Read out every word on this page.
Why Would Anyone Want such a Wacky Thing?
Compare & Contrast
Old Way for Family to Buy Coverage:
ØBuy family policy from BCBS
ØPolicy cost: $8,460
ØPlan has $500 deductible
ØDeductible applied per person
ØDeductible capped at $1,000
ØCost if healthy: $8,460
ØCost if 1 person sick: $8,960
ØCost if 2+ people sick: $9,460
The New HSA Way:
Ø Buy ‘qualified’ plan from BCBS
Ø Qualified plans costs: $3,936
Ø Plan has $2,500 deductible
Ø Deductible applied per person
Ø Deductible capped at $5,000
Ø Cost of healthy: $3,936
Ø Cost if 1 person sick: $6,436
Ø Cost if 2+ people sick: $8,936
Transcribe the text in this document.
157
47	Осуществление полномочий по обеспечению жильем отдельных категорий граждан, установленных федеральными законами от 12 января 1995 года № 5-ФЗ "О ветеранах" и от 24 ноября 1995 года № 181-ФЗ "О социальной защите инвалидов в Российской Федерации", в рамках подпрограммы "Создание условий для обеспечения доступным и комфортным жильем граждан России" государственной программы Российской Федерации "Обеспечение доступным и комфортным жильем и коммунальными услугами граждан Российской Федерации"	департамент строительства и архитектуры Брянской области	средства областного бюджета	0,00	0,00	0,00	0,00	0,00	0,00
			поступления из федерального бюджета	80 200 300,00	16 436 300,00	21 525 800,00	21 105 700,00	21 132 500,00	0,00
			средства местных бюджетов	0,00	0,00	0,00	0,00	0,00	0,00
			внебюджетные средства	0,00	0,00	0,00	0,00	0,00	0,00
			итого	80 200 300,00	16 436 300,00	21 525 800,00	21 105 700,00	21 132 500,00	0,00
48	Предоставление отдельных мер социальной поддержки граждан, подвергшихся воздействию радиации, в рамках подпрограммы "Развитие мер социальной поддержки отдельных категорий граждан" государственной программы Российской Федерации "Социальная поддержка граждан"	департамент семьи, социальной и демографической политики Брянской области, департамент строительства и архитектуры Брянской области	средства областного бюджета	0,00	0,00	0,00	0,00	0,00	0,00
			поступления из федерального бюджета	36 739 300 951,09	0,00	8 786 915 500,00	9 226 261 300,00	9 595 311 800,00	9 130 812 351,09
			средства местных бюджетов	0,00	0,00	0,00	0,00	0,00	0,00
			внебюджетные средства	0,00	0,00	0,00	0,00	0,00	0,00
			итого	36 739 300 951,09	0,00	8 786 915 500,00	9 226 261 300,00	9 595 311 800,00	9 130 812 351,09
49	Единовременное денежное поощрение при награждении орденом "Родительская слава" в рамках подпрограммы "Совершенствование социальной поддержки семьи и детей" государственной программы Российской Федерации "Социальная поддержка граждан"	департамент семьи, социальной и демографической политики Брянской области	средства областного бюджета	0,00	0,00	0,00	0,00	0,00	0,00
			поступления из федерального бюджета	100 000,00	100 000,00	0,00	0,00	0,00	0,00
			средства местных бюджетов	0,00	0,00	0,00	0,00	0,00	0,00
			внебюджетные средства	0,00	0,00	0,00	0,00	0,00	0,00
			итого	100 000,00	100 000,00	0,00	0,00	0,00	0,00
------------------------------------------------------------
__What is expected__
Filter lines by "итого" and return each hit.

__Task result__
			итого	80 200 300,00	16 436 300,00	21 525 800,00	21 105 700,00	21 132 500,00	0,00
			итого	36 739 300 951,09	0,00	8 786 915 500,00	9 226 261 300,00	9 595 311 800,00	9 130 812 351,09
			итого	100 000,00	100 000,00	0,00	0,00	0,00	0,00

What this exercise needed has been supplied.